PROBLEM.
Output all records precisely as written.

[Data entries for graphics]
[BEGIN]

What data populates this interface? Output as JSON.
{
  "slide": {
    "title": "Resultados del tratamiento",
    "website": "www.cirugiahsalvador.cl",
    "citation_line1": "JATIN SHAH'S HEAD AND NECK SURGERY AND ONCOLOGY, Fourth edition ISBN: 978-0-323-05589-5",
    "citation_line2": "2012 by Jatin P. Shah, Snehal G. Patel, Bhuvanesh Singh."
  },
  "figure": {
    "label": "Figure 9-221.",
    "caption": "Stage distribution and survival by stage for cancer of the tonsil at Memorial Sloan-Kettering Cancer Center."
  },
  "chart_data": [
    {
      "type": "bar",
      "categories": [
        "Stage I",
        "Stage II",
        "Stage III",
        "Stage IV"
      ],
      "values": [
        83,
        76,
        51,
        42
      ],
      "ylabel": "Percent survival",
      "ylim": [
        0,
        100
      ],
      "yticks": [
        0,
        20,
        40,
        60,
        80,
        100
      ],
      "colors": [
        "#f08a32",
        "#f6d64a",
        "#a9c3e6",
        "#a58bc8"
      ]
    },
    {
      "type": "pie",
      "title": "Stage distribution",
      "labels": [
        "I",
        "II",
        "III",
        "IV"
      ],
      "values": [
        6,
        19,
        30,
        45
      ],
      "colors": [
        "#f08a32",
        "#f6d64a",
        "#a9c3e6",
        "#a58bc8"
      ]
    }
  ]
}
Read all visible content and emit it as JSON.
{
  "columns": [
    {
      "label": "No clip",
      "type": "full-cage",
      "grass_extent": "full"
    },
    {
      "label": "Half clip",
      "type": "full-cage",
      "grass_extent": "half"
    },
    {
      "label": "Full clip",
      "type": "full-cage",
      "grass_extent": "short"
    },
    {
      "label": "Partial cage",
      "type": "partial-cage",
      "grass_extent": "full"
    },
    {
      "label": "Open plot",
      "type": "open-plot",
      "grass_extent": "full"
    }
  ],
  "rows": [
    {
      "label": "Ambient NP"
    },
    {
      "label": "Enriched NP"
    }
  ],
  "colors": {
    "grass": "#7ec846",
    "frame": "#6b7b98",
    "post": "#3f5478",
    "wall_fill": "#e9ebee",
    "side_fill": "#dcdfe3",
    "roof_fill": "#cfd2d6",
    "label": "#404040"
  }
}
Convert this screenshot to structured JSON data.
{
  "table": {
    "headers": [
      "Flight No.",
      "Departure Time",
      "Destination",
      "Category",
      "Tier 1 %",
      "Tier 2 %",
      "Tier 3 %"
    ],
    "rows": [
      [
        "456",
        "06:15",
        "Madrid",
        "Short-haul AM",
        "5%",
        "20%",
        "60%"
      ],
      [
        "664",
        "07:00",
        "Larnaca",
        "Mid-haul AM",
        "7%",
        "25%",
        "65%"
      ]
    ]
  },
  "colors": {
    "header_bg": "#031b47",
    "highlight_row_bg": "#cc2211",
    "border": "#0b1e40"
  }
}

[END]

SOLUTION FOR THIS PROBLEM.
What data populates this interface? Output as JSON.
{
  "slide": {
    "title": "Resultados del tratamiento",
    "website": "www.cirugiahsalvador.cl",
    "citation_line1": "JATIN SHAH'S HEAD AND NECK SURGERY AND ONCOLOGY, Fourth edition ISBN: 978-0-323-05589-5",
    "citation_line2": "2012 by Jatin P. Shah, Snehal G. Patel, Bhuvanesh Singh."
  },
  "figure": {
    "label": "Figure 9-221.",
    "caption": "Stage distribution and survival by stage for cancer of the tonsil at Memorial Sloan-Kettering Cancer Center."
  },
  "chart_data": [
    {
      "type": "bar",
      "categories": [
        "Stage I",
        "Stage II",
        "Stage III",
        "Stage IV"
      ],
      "values": [
        83,
        76,
        51,
        42
      ],
      "ylabel": "Percent survival",
      "ylim": [
        0,
        100
      ],
      "yticks": [
        0,
        20,
        40,
        60,
        80,
        100
      ],
      "colors": [
        "#f08a32",
        "#f6d64a",
        "#a9c3e6",
        "#a58bc8"
      ]
    },
    {
      "type": "pie",
      "title": "Stage distribution",
      "labels": [
        "I",
        "II",
        "III",
        "IV"
      ],
      "values": [
        6,
        19,
        30,
        45
      ],
      "colors": [
        "#f08a32",
        "#f6d64a",
        "#a9c3e6",
        "#a58bc8"
      ]
    }
  ]
}
Read all visible content and emit it as JSON.
{
  "columns": [
    {
      "label": "No clip",
      "type": "full-cage",
      "grass_extent": "full"
    },
    {
      "label": "Half clip",
      "type": "full-cage",
      "grass_extent": "half"
    },
    {
      "label": "Full clip",
      "type": "full-cage",
      "grass_extent": "short"
    },
    {
      "label": "Partial cage",
      "type": "partial-cage",
      "grass_extent": "full"
    },
    {
      "label": "Open plot",
      "type": "open-plot",
      "grass_extent": "full"
    }
  ],
  "rows": [
    {
      "label": "Ambient NP"
    },
    {
      "label": "Enriched NP"
    }
  ],
  "colors": {
    "grass": "#7ec846",
    "frame": "#6b7b98",
    "post": "#3f5478",
    "wall_fill": "#e9ebee",
    "side_fill": "#dcdfe3",
    "roof_fill": "#cfd2d6",
    "label": "#404040"
  }
}
Convert this screenshot to structured JSON data.
{
  "table": {
    "headers": [
      "Flight No.",
      "Departure Time",
      "Destination",
      "Category",
      "Tier 1 %",
      "Tier 2 %",
      "Tier 3 %"
    ],
    "rows": [
      [
        "456",
        "06:15",
        "Madrid",
        "Short-haul AM",
        "5%",
        "20%",
        "60%"
      ],
      [
        "664",
        "07:00",
        "Larnaca",
        "Mid-haul AM",
        "7%",
        "25%",
        "65%"
      ]
    ]
  },
  "colors": {
    "header_bg": "#031b47",
    "highlight_row_bg": "#cc2211",
    "border": "#0b1e40"
  }
}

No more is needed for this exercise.